Work required → Report how many lines of the entries below contain the word "многы", and nothing more.

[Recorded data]
* * *

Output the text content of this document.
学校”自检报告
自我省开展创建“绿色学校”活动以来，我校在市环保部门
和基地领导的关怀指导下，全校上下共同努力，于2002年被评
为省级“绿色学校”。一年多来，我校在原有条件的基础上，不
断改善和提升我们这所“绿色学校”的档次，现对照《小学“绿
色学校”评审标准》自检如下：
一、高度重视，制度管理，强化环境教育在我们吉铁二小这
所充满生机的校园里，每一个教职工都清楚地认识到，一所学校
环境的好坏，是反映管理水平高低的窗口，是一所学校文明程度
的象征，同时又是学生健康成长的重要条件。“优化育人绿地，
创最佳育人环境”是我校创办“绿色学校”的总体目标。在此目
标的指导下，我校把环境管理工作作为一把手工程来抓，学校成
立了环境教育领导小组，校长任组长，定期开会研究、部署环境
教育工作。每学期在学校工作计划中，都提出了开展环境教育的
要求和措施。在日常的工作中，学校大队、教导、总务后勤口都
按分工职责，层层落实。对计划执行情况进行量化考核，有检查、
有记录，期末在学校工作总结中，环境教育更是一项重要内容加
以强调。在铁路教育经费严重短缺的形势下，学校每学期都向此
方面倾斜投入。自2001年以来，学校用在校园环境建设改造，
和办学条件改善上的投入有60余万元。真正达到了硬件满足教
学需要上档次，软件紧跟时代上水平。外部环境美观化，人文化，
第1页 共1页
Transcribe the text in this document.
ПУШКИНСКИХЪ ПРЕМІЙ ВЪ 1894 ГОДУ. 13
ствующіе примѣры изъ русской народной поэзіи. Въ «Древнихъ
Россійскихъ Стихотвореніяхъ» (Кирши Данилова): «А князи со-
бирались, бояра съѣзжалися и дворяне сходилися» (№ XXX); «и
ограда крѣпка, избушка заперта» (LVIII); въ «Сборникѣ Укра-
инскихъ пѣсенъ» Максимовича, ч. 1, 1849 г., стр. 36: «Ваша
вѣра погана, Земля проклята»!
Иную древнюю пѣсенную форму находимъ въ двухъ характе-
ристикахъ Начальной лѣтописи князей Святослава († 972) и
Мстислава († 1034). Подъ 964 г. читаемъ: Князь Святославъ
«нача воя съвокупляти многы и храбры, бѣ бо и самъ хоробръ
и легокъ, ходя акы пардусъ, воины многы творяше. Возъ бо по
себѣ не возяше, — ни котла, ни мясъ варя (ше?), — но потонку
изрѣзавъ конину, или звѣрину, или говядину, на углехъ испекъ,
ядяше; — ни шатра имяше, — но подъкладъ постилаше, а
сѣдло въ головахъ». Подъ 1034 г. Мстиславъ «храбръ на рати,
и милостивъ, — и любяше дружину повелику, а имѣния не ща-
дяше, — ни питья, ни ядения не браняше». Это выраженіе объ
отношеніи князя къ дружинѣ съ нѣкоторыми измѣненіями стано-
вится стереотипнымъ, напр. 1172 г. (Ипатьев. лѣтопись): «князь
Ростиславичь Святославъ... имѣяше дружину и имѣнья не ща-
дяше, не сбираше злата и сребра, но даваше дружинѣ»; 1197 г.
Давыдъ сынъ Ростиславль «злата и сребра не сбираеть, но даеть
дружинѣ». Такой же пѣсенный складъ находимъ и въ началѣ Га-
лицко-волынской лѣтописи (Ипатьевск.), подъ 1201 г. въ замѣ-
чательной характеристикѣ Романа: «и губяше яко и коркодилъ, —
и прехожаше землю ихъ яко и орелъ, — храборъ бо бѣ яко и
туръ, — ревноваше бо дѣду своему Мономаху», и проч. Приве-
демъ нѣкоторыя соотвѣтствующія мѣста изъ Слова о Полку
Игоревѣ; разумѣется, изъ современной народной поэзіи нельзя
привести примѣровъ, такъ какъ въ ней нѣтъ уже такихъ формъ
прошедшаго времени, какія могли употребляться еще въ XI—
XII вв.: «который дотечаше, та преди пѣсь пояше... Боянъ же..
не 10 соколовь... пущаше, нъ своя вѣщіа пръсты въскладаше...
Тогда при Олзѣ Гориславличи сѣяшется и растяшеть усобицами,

* * *

Exercise answer → 2